[Figure dataset records]
== == ==

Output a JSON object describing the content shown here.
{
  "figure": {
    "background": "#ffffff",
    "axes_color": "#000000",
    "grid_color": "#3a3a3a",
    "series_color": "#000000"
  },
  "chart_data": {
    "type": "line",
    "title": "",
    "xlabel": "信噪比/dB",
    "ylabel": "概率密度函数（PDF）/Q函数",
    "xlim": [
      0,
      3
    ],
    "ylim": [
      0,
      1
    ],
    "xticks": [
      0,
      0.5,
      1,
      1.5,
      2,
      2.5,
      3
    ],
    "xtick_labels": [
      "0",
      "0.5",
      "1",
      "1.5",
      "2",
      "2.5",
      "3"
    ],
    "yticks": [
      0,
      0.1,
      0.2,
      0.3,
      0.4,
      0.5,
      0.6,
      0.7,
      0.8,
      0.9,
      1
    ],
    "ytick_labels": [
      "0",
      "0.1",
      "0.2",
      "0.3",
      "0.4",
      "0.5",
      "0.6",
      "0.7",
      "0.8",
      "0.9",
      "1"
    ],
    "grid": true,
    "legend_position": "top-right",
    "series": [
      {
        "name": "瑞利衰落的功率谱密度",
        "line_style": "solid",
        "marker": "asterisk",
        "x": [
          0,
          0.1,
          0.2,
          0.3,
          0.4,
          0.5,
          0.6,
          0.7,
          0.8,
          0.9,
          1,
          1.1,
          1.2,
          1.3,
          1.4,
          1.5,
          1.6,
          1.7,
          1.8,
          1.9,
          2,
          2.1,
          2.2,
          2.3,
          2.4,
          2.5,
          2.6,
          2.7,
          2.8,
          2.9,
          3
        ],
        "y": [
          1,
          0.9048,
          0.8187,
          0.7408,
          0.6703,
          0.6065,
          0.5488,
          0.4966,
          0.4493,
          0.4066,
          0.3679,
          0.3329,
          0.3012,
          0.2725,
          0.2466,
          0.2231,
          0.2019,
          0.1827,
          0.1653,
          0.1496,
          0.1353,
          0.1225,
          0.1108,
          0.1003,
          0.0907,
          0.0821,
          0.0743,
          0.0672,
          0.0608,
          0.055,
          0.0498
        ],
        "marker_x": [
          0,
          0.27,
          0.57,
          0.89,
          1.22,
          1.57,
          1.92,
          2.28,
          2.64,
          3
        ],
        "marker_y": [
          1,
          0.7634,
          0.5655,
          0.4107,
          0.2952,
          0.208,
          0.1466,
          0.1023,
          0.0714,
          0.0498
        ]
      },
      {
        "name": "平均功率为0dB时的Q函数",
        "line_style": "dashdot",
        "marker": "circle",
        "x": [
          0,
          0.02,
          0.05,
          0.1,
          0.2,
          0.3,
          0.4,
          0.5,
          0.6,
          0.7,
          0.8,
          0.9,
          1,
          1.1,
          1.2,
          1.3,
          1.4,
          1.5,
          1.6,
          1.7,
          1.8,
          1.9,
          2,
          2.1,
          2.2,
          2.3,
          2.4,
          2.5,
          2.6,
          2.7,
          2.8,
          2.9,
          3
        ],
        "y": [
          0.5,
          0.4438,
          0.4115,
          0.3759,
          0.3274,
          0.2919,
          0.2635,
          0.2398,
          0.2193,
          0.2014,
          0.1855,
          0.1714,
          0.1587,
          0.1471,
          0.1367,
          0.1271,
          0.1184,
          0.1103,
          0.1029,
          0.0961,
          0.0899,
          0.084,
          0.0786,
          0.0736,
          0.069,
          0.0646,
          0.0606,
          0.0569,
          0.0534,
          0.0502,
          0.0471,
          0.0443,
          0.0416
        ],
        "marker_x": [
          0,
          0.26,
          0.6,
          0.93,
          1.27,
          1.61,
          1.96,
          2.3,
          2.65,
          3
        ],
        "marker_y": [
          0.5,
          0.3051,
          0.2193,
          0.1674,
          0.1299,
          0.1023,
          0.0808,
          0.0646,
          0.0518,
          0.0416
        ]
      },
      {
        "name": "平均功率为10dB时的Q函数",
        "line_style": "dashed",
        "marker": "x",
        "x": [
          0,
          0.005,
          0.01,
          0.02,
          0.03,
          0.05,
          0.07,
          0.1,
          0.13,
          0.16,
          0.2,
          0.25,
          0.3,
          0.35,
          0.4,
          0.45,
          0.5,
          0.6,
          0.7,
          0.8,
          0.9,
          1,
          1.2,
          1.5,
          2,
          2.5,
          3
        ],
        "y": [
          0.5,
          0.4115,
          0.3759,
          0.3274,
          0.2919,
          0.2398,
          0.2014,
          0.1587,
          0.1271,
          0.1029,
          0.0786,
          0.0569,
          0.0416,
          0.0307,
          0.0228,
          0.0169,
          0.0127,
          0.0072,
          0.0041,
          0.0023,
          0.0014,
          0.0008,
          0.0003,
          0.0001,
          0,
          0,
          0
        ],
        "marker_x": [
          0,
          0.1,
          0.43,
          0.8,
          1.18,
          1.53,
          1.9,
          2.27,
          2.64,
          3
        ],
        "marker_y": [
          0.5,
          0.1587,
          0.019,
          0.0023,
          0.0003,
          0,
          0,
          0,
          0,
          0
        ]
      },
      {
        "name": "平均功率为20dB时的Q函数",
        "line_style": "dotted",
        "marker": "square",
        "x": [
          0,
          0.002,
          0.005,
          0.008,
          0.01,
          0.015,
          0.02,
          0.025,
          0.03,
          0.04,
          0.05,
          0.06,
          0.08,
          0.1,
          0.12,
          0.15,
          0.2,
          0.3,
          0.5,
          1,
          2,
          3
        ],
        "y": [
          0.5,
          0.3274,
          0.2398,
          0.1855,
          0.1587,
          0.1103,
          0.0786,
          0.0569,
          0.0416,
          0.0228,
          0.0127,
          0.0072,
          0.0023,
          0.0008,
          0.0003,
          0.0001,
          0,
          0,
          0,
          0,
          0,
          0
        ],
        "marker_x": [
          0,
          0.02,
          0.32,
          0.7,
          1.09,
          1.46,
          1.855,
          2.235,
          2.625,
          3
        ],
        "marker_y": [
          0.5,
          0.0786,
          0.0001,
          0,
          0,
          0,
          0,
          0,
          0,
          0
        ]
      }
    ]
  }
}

== == ==

- DIRECTION: Your task is to output all of the data above word for word.

- REPLY TO THE TASK:
Output a JSON object describing the content shown here.
{
  "figure": {
    "background": "#ffffff",
    "axes_color": "#000000",
    "grid_color": "#3a3a3a",
    "series_color": "#000000"
  },
  "chart_data": {
    "type": "line",
    "title": "",
    "xlabel": "信噪比/dB",
    "ylabel": "概率密度函数（PDF）/Q函数",
    "xlim": [
      0,
      3
    ],
    "ylim": [
      0,
      1
    ],
    "xticks": [
      0,
      0.5,
      1,
      1.5,
      2,
      2.5,
      3
    ],
    "xtick_labels": [
      "0",
      "0.5",
      "1",
      "1.5",
      "2",
      "2.5",
      "3"
    ],
    "yticks": [
      0,
      0.1,
      0.2,
      0.3,
      0.4,
      0.5,
      0.6,
      0.7,
      0.8,
      0.9,
      1
    ],
    "ytick_labels": [
      "0",
      "0.1",
      "0.2",
      "0.3",
      "0.4",
      "0.5",
      "0.6",
      "0.7",
      "0.8",
      "0.9",
      "1"
    ],
    "grid": true,
    "legend_position": "top-right",
    "series": [
      {
        "name": "瑞利衰落的功率谱密度",
        "line_style": "solid",
        "marker": "asterisk",
        "x": [
          0,
          0.1,
          0.2,
          0.3,
          0.4,
          0.5,
          0.6,
          0.7,
          0.8,
          0.9,
          1,
          1.1,
          1.2,
          1.3,
          1.4,
          1.5,
          1.6,
          1.7,
          1.8,
          1.9,
          2,
          2.1,
          2.2,
          2.3,
          2.4,
          2.5,
          2.6,
          2.7,
          2.8,
          2.9,
          3
        ],
        "y": [
          1,
          0.9048,
          0.8187,
          0.7408,
          0.6703,
          0.6065,
          0.5488,
          0.4966,
          0.4493,
          0.4066,
          0.3679,
          0.3329,
          0.3012,
          0.2725,
          0.2466,
          0.2231,
          0.2019,
          0.1827,
          0.1653,
          0.1496,
          0.1353,
          0.1225,
          0.1108,
          0.1003,
          0.0907,
          0.0821,
          0.0743,
          0.0672,
          0.0608,
          0.055,
          0.0498
        ],
        "marker_x": [
          0,
          0.27,
          0.57,
          0.89,
          1.22,
          1.57,
          1.92,
          2.28,
          2.64,
          3
        ],
        "marker_y": [
          1,
          0.7634,
          0.5655,
          0.4107,
          0.2952,
          0.208,
          0.1466,
          0.1023,
          0.0714,
          0.0498
        ]
      },
      {
        "name": "平均功率为0dB时的Q函数",
        "line_style": "dashdot",
        "marker": "circle",
        "x": [
          0,
          0.02,
          0.05,
          0.1,
          0.2,
          0.3,
          0.4,
          0.5,
          0.6,
          0.7,
          0.8,
          0.9,
          1,
          1.1,
          1.2,
          1.3,
          1.4,
          1.5,
          1.6,
          1.7,
          1.8,
          1.9,
          2,
          2.1,
          2.2,
          2.3,
          2.4,
          2.5,
          2.6,
          2.7,
          2.8,
          2.9,
          3
        ],
        "y": [
          0.5,
          0.4438,
          0.4115,
          0.3759,
          0.3274,
          0.2919,
          0.2635,
          0.2398,
          0.2193,
          0.2014,
          0.1855,
          0.1714,
          0.1587,
          0.1471,
          0.1367,
          0.1271,
          0.1184,
          0.1103,
          0.1029,
          0.0961,
          0.0899,
          0.084,
          0.0786,
          0.0736,
          0.069,
          0.0646,
          0.0606,
          0.0569,
          0.0534,
          0.0502,
          0.0471,
          0.0443,
          0.0416
        ],
        "marker_x": [
          0,
          0.26,
          0.6,
          0.93,
          1.27,
          1.61,
          1.96,
          2.3,
          2.65,
          3
        ],
        "marker_y": [
          0.5,
          0.3051,
          0.2193,
          0.1674,
          0.1299,
          0.1023,
          0.0808,
          0.0646,
          0.0518,
          0.0416
        ]
      },
      {
        "name": "平均功率为10dB时的Q函数",
        "line_style": "dashed",
        "marker": "x",
        "x": [
          0,
          0.005,
          0.01,
          0.02,
          0.03,
          0.05,
          0.07,
          0.1,
          0.13,
          0.16,
          0.2,
          0.25,
          0.3,
          0.35,
          0.4,
          0.45,
          0.5,
          0.6,
          0.7,
          0.8,
          0.9,
          1,
          1.2,
          1.5,
          2,
          2.5,
          3
        ],
        "y": [
          0.5,
          0.4115,
          0.3759,
          0.3274,
          0.2919,
          0.2398,
          0.2014,
          0.1587,
          0.1271,
          0.1029,
          0.0786,
          0.0569,
          0.0416,
          0.0307,
          0.0228,
          0.0169,
          0.0127,
          0.0072,
          0.0041,
          0.0023,
          0.0014,
          0.0008,
          0.0003,
          0.0001,
          0,
          0,
          0
        ],
        "marker_x": [
          0,
          0.1,
          0.43,
          0.8,
          1.18,
          1.53,
          1.9,
          2.27,
          2.64,
          3
        ],
        "marker_y": [
          0.5,
          0.1587,
          0.019,
          0.0023,
          0.0003,
          0,
          0,
          0,
          0,
          0
        ]
      },
      {
        "name": "平均功率为20dB时的Q函数",
        "line_style": "dotted",
        "marker": "square",
        "x": [
          0,
          0.002,
          0.005,
          0.008,
          0.01,
          0.015,
          0.02,
          0.025,
          0.03,
          0.04,
          0.05,
          0.06,
          0.08,
          0.1,
          0.12,
          0.15,
          0.2,
          0.3,
          0.5,
          1,
          2,
          3
        ],
        "y": [
          0.5,
          0.3274,
          0.2398,
          0.1855,
          0.1587,
          0.1103,
          0.0786,
          0.0569,
          0.0416,
          0.0228,
          0.0127,
          0.0072,
          0.0023,
          0.0008,
          0.0003,
          0.0001,
          0,
          0,
          0,
          0,
          0,
          0
        ],
        "marker_x": [
          0,
          0.02,
          0.32,
          0.7,
          1.09,
          1.46,
          1.855,
          2.235,
          2.625,
          3
        ],
        "marker_y": [
          0.5,
          0.0786,
          0.0001,
          0,
          0,
          0,
          0,
          0,
          0,
          0
        ]
      }
    ]
  }
}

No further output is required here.